Dataset items –
·····

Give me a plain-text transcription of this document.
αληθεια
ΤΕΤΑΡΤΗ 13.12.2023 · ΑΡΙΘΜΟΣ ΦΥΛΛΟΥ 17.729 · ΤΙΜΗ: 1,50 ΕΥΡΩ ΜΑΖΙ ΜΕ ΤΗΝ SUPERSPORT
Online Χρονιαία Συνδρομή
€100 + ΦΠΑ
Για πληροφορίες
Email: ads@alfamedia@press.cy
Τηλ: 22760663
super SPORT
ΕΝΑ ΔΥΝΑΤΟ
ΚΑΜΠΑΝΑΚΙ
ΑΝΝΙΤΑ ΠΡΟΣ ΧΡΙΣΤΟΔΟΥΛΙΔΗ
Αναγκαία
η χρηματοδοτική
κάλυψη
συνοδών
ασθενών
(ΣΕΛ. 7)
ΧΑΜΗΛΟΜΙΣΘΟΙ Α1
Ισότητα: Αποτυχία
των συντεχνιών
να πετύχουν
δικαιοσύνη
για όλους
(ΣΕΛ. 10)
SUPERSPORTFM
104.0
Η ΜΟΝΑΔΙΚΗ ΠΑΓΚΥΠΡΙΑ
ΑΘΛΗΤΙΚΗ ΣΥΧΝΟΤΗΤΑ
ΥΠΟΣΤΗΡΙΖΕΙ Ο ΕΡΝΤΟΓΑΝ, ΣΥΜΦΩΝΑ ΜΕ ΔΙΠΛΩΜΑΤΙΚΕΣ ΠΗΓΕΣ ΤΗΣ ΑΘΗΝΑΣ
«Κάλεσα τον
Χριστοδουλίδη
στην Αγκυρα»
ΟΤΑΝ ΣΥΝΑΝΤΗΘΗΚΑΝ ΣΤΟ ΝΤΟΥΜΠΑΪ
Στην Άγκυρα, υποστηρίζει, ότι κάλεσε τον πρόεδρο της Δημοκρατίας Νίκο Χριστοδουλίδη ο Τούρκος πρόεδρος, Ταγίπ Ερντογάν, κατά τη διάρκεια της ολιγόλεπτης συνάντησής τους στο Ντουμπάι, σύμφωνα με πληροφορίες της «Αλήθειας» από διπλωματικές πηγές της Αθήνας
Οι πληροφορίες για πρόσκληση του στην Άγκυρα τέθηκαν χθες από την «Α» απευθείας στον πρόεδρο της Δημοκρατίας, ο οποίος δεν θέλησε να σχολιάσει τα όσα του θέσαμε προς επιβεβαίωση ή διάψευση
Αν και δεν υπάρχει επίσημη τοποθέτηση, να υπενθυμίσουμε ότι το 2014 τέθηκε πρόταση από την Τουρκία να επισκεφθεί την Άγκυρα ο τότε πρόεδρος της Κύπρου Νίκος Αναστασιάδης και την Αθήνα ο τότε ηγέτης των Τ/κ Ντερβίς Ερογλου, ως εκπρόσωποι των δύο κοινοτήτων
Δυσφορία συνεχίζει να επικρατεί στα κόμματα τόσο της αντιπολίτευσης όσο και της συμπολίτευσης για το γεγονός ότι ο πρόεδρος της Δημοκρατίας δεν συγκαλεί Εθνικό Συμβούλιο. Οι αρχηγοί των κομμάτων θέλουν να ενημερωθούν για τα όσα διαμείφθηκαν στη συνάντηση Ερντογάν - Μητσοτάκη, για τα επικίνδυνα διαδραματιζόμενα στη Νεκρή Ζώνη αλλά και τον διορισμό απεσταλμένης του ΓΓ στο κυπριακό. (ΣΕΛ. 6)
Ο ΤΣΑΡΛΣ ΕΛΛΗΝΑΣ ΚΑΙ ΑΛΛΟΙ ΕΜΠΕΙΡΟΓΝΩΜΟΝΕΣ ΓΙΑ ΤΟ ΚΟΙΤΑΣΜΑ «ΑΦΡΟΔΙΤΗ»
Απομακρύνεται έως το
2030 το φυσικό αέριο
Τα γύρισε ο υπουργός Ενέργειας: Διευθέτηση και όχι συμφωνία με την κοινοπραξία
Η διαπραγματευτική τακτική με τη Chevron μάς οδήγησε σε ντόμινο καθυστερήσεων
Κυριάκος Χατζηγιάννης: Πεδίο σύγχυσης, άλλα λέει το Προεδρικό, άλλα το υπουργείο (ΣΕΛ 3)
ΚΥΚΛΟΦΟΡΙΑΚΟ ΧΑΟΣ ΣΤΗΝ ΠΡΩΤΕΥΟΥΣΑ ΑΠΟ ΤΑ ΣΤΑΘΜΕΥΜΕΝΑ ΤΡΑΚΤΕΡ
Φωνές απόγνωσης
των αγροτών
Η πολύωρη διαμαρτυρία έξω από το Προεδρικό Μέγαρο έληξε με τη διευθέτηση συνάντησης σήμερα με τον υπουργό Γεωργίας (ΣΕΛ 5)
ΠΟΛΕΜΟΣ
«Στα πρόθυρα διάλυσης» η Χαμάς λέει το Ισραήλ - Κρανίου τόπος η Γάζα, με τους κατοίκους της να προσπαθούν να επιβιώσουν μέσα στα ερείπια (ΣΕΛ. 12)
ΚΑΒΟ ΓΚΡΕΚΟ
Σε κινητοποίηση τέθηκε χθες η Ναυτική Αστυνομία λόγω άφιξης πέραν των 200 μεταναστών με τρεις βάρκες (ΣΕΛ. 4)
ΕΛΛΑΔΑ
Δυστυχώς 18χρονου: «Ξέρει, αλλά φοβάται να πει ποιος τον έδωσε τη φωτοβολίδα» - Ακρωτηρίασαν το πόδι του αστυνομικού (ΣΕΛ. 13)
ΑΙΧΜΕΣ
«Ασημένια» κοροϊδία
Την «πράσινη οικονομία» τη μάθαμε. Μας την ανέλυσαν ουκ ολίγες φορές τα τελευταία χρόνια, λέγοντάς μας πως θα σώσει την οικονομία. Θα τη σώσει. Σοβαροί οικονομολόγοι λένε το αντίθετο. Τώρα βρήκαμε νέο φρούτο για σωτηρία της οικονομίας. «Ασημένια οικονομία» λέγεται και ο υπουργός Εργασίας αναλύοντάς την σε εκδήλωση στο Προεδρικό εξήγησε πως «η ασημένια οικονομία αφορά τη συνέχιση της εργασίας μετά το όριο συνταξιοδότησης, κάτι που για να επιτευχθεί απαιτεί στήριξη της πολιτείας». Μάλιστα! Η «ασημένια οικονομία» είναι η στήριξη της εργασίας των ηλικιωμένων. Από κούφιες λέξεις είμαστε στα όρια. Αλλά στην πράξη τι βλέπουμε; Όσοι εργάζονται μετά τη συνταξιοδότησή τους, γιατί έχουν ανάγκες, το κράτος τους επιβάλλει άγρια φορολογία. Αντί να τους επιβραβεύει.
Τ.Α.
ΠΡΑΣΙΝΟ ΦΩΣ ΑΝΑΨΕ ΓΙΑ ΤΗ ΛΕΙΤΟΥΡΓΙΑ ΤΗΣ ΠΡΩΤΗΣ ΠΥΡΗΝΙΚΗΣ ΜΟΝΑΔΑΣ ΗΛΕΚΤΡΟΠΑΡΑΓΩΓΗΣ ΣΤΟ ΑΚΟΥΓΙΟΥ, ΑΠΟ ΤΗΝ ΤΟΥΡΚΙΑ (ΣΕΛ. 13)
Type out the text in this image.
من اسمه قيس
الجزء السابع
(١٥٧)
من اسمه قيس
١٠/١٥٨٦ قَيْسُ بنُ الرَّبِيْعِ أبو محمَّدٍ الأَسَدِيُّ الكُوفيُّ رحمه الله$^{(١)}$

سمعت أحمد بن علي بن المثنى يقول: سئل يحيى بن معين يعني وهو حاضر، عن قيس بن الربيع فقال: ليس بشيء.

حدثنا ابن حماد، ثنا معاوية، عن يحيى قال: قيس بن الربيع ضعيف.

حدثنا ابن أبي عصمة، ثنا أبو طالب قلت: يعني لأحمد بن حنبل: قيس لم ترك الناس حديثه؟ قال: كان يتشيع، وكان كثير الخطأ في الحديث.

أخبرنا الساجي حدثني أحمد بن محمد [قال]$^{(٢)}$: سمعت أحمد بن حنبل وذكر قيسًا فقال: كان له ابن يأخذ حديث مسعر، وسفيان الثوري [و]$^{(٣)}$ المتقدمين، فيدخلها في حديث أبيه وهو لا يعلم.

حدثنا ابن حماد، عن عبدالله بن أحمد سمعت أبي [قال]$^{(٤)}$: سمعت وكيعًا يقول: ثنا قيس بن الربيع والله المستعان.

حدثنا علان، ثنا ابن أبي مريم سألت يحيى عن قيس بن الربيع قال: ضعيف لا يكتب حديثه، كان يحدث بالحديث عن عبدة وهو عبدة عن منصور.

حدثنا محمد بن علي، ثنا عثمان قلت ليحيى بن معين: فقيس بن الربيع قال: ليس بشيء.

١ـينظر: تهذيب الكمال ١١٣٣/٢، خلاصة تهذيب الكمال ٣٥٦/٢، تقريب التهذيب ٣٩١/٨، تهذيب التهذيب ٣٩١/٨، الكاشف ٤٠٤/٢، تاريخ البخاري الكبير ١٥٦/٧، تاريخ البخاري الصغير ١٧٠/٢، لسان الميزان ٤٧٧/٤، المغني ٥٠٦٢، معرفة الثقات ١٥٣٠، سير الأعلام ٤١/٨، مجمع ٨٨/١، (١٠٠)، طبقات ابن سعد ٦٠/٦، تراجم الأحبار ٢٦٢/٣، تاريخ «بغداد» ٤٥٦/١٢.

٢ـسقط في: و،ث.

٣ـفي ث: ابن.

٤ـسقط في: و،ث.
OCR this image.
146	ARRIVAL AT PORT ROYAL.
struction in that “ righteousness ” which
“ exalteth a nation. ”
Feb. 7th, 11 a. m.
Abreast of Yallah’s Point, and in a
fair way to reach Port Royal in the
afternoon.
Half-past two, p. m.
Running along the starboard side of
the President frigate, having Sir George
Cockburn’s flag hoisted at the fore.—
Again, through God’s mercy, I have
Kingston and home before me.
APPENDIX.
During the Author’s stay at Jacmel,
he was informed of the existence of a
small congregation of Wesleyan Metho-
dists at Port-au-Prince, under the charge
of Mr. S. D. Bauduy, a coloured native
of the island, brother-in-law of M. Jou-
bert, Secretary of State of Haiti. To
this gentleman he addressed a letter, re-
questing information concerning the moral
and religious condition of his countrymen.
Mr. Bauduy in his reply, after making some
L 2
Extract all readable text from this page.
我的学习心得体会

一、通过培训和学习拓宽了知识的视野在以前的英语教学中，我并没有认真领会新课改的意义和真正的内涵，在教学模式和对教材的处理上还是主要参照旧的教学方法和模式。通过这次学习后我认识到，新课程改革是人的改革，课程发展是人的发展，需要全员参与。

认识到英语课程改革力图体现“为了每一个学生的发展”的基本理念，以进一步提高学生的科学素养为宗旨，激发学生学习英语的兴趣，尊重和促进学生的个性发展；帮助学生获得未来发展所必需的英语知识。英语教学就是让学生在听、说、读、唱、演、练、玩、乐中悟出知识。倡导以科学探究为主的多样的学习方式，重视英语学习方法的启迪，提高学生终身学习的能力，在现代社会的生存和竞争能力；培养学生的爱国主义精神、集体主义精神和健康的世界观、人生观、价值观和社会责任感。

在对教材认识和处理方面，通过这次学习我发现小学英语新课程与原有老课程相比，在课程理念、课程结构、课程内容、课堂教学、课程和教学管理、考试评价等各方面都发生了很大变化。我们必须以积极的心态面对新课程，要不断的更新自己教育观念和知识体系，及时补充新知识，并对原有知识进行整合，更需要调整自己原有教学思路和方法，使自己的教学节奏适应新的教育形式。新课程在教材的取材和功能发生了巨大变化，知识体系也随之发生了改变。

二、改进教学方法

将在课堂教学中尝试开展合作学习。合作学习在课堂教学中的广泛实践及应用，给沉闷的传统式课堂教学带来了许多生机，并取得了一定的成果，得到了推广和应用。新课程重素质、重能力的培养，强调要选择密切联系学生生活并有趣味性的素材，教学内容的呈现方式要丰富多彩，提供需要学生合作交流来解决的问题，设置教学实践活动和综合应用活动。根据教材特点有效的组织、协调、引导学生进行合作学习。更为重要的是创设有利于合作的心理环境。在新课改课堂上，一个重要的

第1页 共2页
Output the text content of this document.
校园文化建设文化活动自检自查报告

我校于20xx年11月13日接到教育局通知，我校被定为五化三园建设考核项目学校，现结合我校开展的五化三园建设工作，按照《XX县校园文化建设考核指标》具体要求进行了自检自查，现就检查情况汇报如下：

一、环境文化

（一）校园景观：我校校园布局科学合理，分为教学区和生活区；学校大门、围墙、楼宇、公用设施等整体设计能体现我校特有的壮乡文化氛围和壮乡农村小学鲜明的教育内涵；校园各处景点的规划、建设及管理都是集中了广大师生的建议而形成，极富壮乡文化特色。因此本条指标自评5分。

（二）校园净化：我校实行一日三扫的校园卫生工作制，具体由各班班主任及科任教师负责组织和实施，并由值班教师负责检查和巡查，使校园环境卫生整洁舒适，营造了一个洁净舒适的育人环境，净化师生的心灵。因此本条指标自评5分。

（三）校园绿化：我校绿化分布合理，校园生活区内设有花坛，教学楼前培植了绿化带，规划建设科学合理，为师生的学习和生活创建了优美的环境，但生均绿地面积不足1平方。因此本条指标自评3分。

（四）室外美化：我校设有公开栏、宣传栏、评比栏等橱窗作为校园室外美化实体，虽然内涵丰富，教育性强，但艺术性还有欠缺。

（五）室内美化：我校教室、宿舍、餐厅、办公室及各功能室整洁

·····

WHAT IS EXPECTED – Only the lines from the one that contains "Extract all readable text from this page." to the end of the entries above should be given again, exactly and in full.

TASK OUTPUT –
Extract all readable text from this page.
我的学习心得体会

一、通过培训和学习拓宽了知识的视野在以前的英语教学中，我并没有认真领会新课改的意义和真正的内涵，在教学模式和对教材的处理上还是主要参照旧的教学方法和模式。通过这次学习后我认识到，新课程改革是人的改革，课程发展是人的发展，需要全员参与。

认识到英语课程改革力图体现“为了每一个学生的发展”的基本理念，以进一步提高学生的科学素养为宗旨，激发学生学习英语的兴趣，尊重和促进学生的个性发展；帮助学生获得未来发展所必需的英语知识。英语教学就是让学生在听、说、读、唱、演、练、玩、乐中悟出知识。倡导以科学探究为主的多样的学习方式，重视英语学习方法的启迪，提高学生终身学习的能力，在现代社会的生存和竞争能力；培养学生的爱国主义精神、集体主义精神和健康的世界观、人生观、价值观和社会责任感。

在对教材认识和处理方面，通过这次学习我发现小学英语新课程与原有老课程相比，在课程理念、课程结构、课程内容、课堂教学、课程和教学管理、考试评价等各方面都发生了很大变化。我们必须以积极的心态面对新课程，要不断的更新自己教育观念和知识体系，及时补充新知识，并对原有知识进行整合，更需要调整自己原有教学思路和方法，使自己的教学节奏适应新的教育形式。新课程在教材的取材和功能发生了巨大变化，知识体系也随之发生了改变。

二、改进教学方法

将在课堂教学中尝试开展合作学习。合作学习在课堂教学中的广泛实践及应用，给沉闷的传统式课堂教学带来了许多生机，并取得了一定的成果，得到了推广和应用。新课程重素质、重能力的培养，强调要选择密切联系学生生活并有趣味性的素材，教学内容的呈现方式要丰富多彩，提供需要学生合作交流来解决的问题，设置教学实践活动和综合应用活动。根据教材特点有效的组织、协调、引导学生进行合作学习。更为重要的是创设有利于合作的心理环境。在新课改课堂上，一个重要的

第1页 共2页
Output the text content of this document.
校园文化建设文化活动自检自查报告

我校于20xx年11月13日接到教育局通知，我校被定为五化三园建设考核项目学校，现结合我校开展的五化三园建设工作，按照《XX县校园文化建设考核指标》具体要求进行了自检自查，现就检查情况汇报如下：

一、环境文化

（一）校园景观：我校校园布局科学合理，分为教学区和生活区；学校大门、围墙、楼宇、公用设施等整体设计能体现我校特有的壮乡文化氛围和壮乡农村小学鲜明的教育内涵；校园各处景点的规划、建设及管理都是集中了广大师生的建议而形成，极富壮乡文化特色。因此本条指标自评5分。

（二）校园净化：我校实行一日三扫的校园卫生工作制，具体由各班班主任及科任教师负责组织和实施，并由值班教师负责检查和巡查，使校园环境卫生整洁舒适，营造了一个洁净舒适的育人环境，净化师生的心灵。因此本条指标自评5分。

（三）校园绿化：我校绿化分布合理，校园生活区内设有花坛，教学楼前培植了绿化带，规划建设科学合理，为师生的学习和生活创建了优美的环境，但生均绿地面积不足1平方。因此本条指标自评3分。

（四）室外美化：我校设有公开栏、宣传栏、评比栏等橱窗作为校园室外美化实体，虽然内涵丰富，教育性强，但艺术性还有欠缺。

（五）室内美化：我校教室、宿舍、餐厅、办公室及各功能室整洁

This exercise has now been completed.